╭─ RECORDS SUPPLIED

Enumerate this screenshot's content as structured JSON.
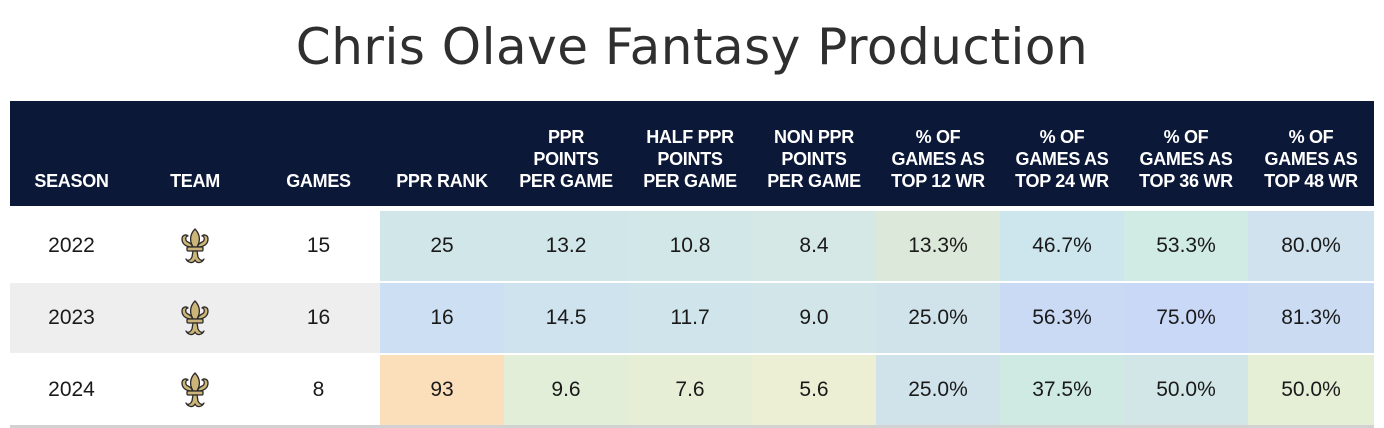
{
  "title": "Chris Olave Fantasy Production",
  "headers": [
    "SEASON",
    "TEAM",
    "GAMES",
    "PPR RANK",
    "PPR\nPOINTS\nPER GAME",
    "HALF PPR\nPOINTS\nPER GAME",
    "NON PPR\nPOINTS\nPER GAME",
    "% OF\nGAMES AS\nTOP 12 WR",
    "% OF\nGAMES AS\nTOP 24 WR",
    "% OF\nGAMES AS\nTOP 36 WR",
    "% OF\nGAMES AS\nTOP 48 WR"
  ],
  "rows": [
    {
      "season": "2022",
      "team_icon": "saints-fleur-de-lis-icon",
      "games": "15",
      "ppr_rank": "25",
      "ppr_ppg": "13.2",
      "half_ppr_ppg": "10.8",
      "non_ppr_ppg": "8.4",
      "top12": "13.3%",
      "top24": "46.7%",
      "top36": "53.3%",
      "top48": "80.0%"
    },
    {
      "season": "2023",
      "team_icon": "saints-fleur-de-lis-icon",
      "games": "16",
      "ppr_rank": "16",
      "ppr_ppg": "14.5",
      "half_ppr_ppg": "11.7",
      "non_ppr_ppg": "9.0",
      "top12": "25.0%",
      "top24": "56.3%",
      "top36": "75.0%",
      "top48": "81.3%"
    },
    {
      "season": "2024",
      "team_icon": "saints-fleur-de-lis-icon",
      "games": "8",
      "ppr_rank": "93",
      "ppr_ppg": "9.6",
      "half_ppr_ppg": "7.6",
      "non_ppr_ppg": "5.6",
      "top12": "25.0%",
      "top24": "37.5%",
      "top36": "50.0%",
      "top48": "50.0%"
    }
  ],
  "colors": {
    "header_bg": "#0c1838",
    "row_plain": [
      "#ffffff",
      "#eeeeee",
      "#ffffff"
    ],
    "cells": [
      [
        "#d0e6e9",
        "#d0e6e9",
        "#d2e7e7",
        "#d5e8e5",
        "#dce8d9",
        "#cde6ee",
        "#d0eae4",
        "#cfe2ee"
      ],
      [
        "#cddff2",
        "#cfe3ee",
        "#d0e5eb",
        "#d2e6e9",
        "#d1e3ea",
        "#cad9f4",
        "#c9d8f6",
        "#cbdcf2"
      ],
      [
        "#fbdeba",
        "#e2eed8",
        "#e7eed6",
        "#ecefd4",
        "#d1e3ea",
        "#cfeae3",
        "#d2e6e7",
        "#e4efd5"
      ]
    ]
  }
}
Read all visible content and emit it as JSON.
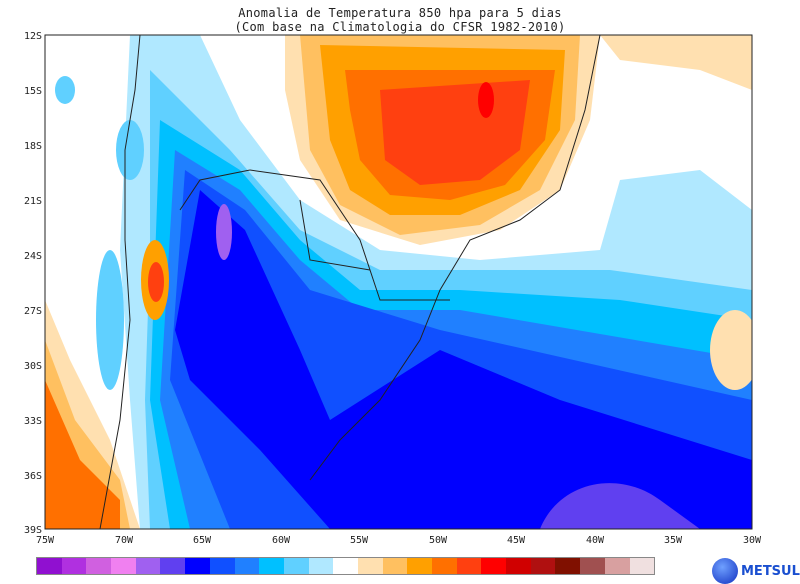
{
  "title": "Anomalia de Temperatura 850 hpa para 5 dias",
  "subtitle": "(Com base na Climatologia do CFSR 1982-2010)",
  "lat_labels": [
    "12S",
    "15S",
    "18S",
    "21S",
    "24S",
    "27S",
    "30S",
    "33S",
    "36S",
    "39S"
  ],
  "lon_labels": [
    "75W",
    "70W",
    "65W",
    "60W",
    "55W",
    "50W",
    "45W",
    "40W",
    "35W",
    "30W"
  ],
  "colorbar": [
    "#9010d0",
    "#b030e0",
    "#d060e0",
    "#f080f0",
    "#a060f0",
    "#6040f0",
    "#0000ff",
    "#1050ff",
    "#2080ff",
    "#00c0ff",
    "#60d0ff",
    "#b0e8ff",
    "#ffffff",
    "#ffe0b0",
    "#ffc060",
    "#ffa000",
    "#ff7000",
    "#ff4010",
    "#ff0000",
    "#d00000",
    "#b01010",
    "#801000",
    "#a05050",
    "#d8a0a0",
    "#f0e0e0"
  ],
  "logo": "METSUL"
}
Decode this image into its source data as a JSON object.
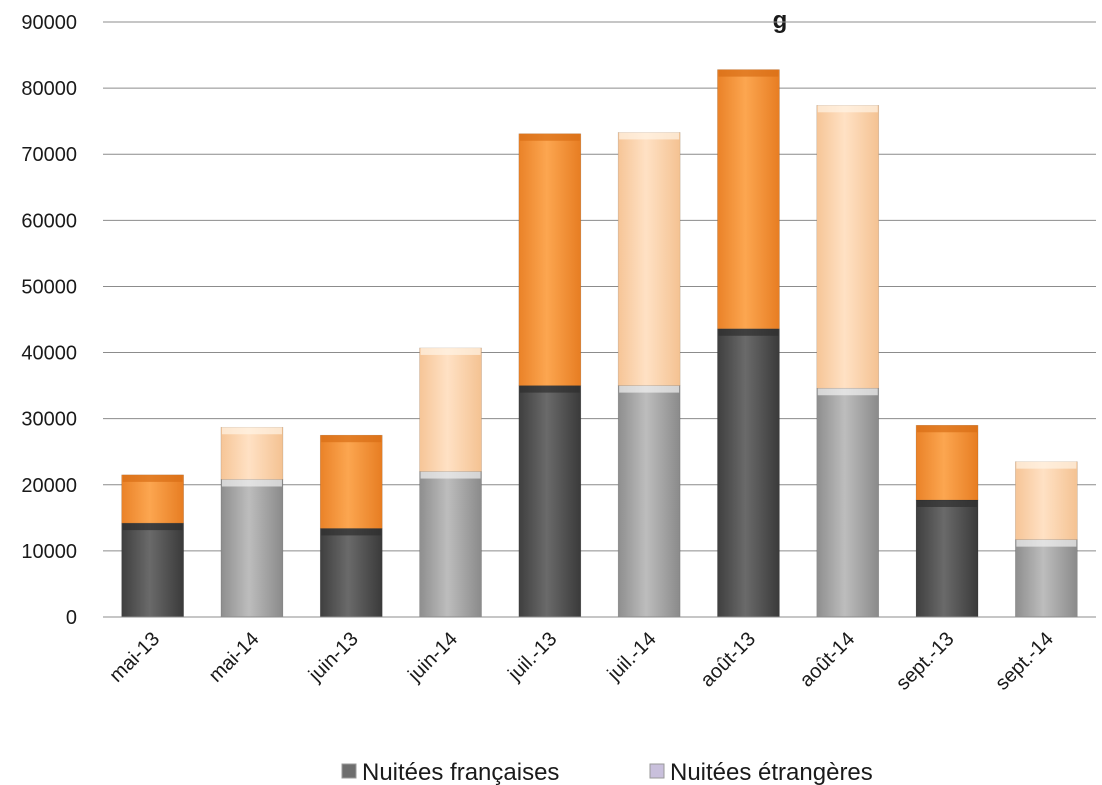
{
  "chart_data": {
    "type": "bar",
    "stacked": true,
    "title": "g",
    "categories": [
      "mai-13",
      "mai-14",
      "juin-13",
      "juin-14",
      "juil.-13",
      "juil.-14",
      "août-13",
      "août-14",
      "sept.-13",
      "sept.-14"
    ],
    "series": [
      {
        "name": "Nuitées françaises",
        "values": [
          14200,
          20800,
          13400,
          22000,
          35000,
          35000,
          43600,
          34600,
          17700,
          11700
        ]
      },
      {
        "name": "Nuitées étrangères",
        "values": [
          7300,
          7900,
          14100,
          18700,
          38100,
          38300,
          39200,
          42800,
          11300,
          11800
        ]
      }
    ],
    "year_colors": {
      "13": {
        "nuitees_francaises": "#5a5a5a",
        "nuitees_etrangeres": "#f79a3e"
      },
      "14": {
        "nuitees_francaises": "#a9a9a9",
        "nuitees_etrangeres": "#fcd6b0"
      }
    },
    "legend_marker_colors": {
      "Nuitées françaises": "#6e6e6e",
      "Nuitées étrangères": "#c9c0dc"
    },
    "ylim": [
      0,
      90000
    ],
    "yticks": [
      0,
      10000,
      20000,
      30000,
      40000,
      50000,
      60000,
      70000,
      80000,
      90000
    ],
    "xlabel": "",
    "ylabel": "",
    "grid": true,
    "legend_position": "bottom"
  }
}
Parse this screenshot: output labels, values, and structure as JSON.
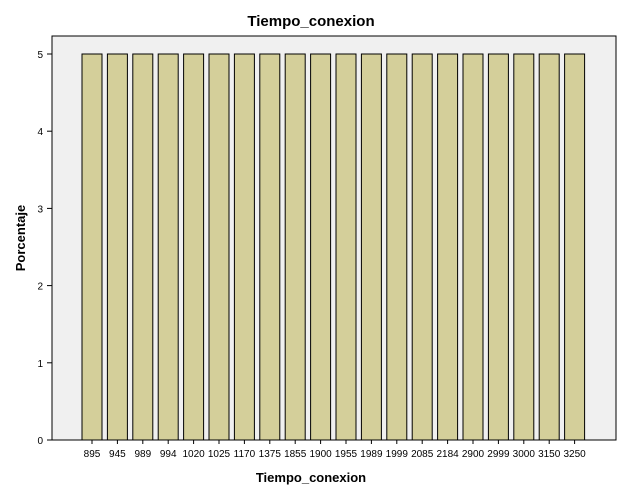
{
  "chart_data": {
    "type": "bar",
    "title": "Tiempo_conexion",
    "xlabel": "Tiempo_conexion",
    "ylabel": "Porcentaje",
    "categories": [
      "895",
      "945",
      "989",
      "994",
      "1020",
      "1025",
      "1170",
      "1375",
      "1855",
      "1900",
      "1955",
      "1989",
      "1999",
      "2085",
      "2184",
      "2900",
      "2999",
      "3000",
      "3150",
      "3250"
    ],
    "values": [
      5,
      5,
      5,
      5,
      5,
      5,
      5,
      5,
      5,
      5,
      5,
      5,
      5,
      5,
      5,
      5,
      5,
      5,
      5,
      5
    ],
    "ylim": [
      0,
      5
    ],
    "yticks": [
      0,
      1,
      2,
      3,
      4,
      5
    ],
    "grid": false,
    "colors": {
      "bar_fill": "#d4cf9a",
      "bar_stroke": "#000000",
      "plot_background": "#f0f0f0"
    }
  }
}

╰─

__EXERCISE PROMPT__
Strip the images and reproduce the remaining records precisely.

__FINAL ANSWER__
Enumerate this screenshot's content as structured JSON.
{
  "title": "Chris Olave Fantasy Production",
  "headers": [
    "SEASON",
    "TEAM",
    "GAMES",
    "PPR RANK",
    "PPR\nPOINTS\nPER GAME",
    "HALF PPR\nPOINTS\nPER GAME",
    "NON PPR\nPOINTS\nPER GAME",
    "% OF\nGAMES AS\nTOP 12 WR",
    "% OF\nGAMES AS\nTOP 24 WR",
    "% OF\nGAMES AS\nTOP 36 WR",
    "% OF\nGAMES AS\nTOP 48 WR"
  ],
  "rows": [
    {
      "season": "2022",
      "team_icon": "saints-fleur-de-lis-icon",
      "games": "15",
      "ppr_rank": "25",
      "ppr_ppg": "13.2",
      "half_ppr_ppg": "10.8",
      "non_ppr_ppg": "8.4",
      "top12": "13.3%",
      "top24": "46.7%",
      "top36": "53.3%",
      "top48": "80.0%"
    },
    {
      "season": "2023",
      "team_icon": "saints-fleur-de-lis-icon",
      "games": "16",
      "ppr_rank": "16",
      "ppr_ppg": "14.5",
      "half_ppr_ppg": "11.7",
      "non_ppr_ppg": "9.0",
      "top12": "25.0%",
      "top24": "56.3%",
      "top36": "75.0%",
      "top48": "81.3%"
    },
    {
      "season": "2024",
      "team_icon": "saints-fleur-de-lis-icon",
      "games": "8",
      "ppr_rank": "93",
      "ppr_ppg": "9.6",
      "half_ppr_ppg": "7.6",
      "non_ppr_ppg": "5.6",
      "top12": "25.0%",
      "top24": "37.5%",
      "top36": "50.0%",
      "top48": "50.0%"
    }
  ],
  "colors": {
    "header_bg": "#0c1838",
    "row_plain": [
      "#ffffff",
      "#eeeeee",
      "#ffffff"
    ],
    "cells": [
      [
        "#d0e6e9",
        "#d0e6e9",
        "#d2e7e7",
        "#d5e8e5",
        "#dce8d9",
        "#cde6ee",
        "#d0eae4",
        "#cfe2ee"
      ],
      [
        "#cddff2",
        "#cfe3ee",
        "#d0e5eb",
        "#d2e6e9",
        "#d1e3ea",
        "#cad9f4",
        "#c9d8f6",
        "#cbdcf2"
      ],
      [
        "#fbdeba",
        "#e2eed8",
        "#e7eed6",
        "#ecefd4",
        "#d1e3ea",
        "#cfeae3",
        "#d2e6e7",
        "#e4efd5"
      ]
    ]
  }
}
Read all visible content and emit it as JSON.
{
  "title": "Anomalia de Temperatura 850 hpa para 5 dias",
  "subtitle": "(Com base na Climatologia do CFSR 1982-2010)",
  "lat_labels": [
    "12S",
    "15S",
    "18S",
    "21S",
    "24S",
    "27S",
    "30S",
    "33S",
    "36S",
    "39S"
  ],
  "lon_labels": [
    "75W",
    "70W",
    "65W",
    "60W",
    "55W",
    "50W",
    "45W",
    "40W",
    "35W",
    "30W"
  ],
  "colorbar": [
    "#9010d0",
    "#b030e0",
    "#d060e0",
    "#f080f0",
    "#a060f0",
    "#6040f0",
    "#0000ff",
    "#1050ff",
    "#2080ff",
    "#00c0ff",
    "#60d0ff",
    "#b0e8ff",
    "#ffffff",
    "#ffe0b0",
    "#ffc060",
    "#ffa000",
    "#ff7000",
    "#ff4010",
    "#ff0000",
    "#d00000",
    "#b01010",
    "#801000",
    "#a05050",
    "#d8a0a0",
    "#f0e0e0"
  ],
  "logo": "METSUL"
}
Decode this image into its source data as a JSON object.
{
  "chart_data": {
    "type": "bar",
    "stacked": true,
    "title": "g",
    "categories": [
      "mai-13",
      "mai-14",
      "juin-13",
      "juin-14",
      "juil.-13",
      "juil.-14",
      "août-13",
      "août-14",
      "sept.-13",
      "sept.-14"
    ],
    "series": [
      {
        "name": "Nuitées françaises",
        "values": [
          14200,
          20800,
          13400,
          22000,
          35000,
          35000,
          43600,
          34600,
          17700,
          11700
        ]
      },
      {
        "name": "Nuitées étrangères",
        "values": [
          7300,
          7900,
          14100,
          18700,
          38100,
          38300,
          39200,
          42800,
          11300,
          11800
        ]
      }
    ],
    "year_colors": {
      "13": {
        "nuitees_francaises": "#5a5a5a",
        "nuitees_etrangeres": "#f79a3e"
      },
      "14": {
        "nuitees_francaises": "#a9a9a9",
        "nuitees_etrangeres": "#fcd6b0"
      }
    },
    "legend_marker_colors": {
      "Nuitées françaises": "#6e6e6e",
      "Nuitées étrangères": "#c9c0dc"
    },
    "ylim": [
      0,
      90000
    ],
    "yticks": [
      0,
      10000,
      20000,
      30000,
      40000,
      50000,
      60000,
      70000,
      80000,
      90000
    ],
    "xlabel": "",
    "ylabel": "",
    "grid": true,
    "legend_position": "bottom"
  }
}
Parse this screenshot: output labels, values, and structure as JSON.
{
  "chart_data": {
    "type": "bar",
    "title": "Tiempo_conexion",
    "xlabel": "Tiempo_conexion",
    "ylabel": "Porcentaje",
    "categories": [
      "895",
      "945",
      "989",
      "994",
      "1020",
      "1025",
      "1170",
      "1375",
      "1855",
      "1900",
      "1955",
      "1989",
      "1999",
      "2085",
      "2184",
      "2900",
      "2999",
      "3000",
      "3150",
      "3250"
    ],
    "values": [
      5,
      5,
      5,
      5,
      5,
      5,
      5,
      5,
      5,
      5,
      5,
      5,
      5,
      5,
      5,
      5,
      5,
      5,
      5,
      5
    ],
    "ylim": [
      0,
      5
    ],
    "yticks": [
      0,
      1,
      2,
      3,
      4,
      5
    ],
    "grid": false,
    "colors": {
      "bar_fill": "#d4cf9a",
      "bar_stroke": "#000000",
      "plot_background": "#f0f0f0"
    }
  }
}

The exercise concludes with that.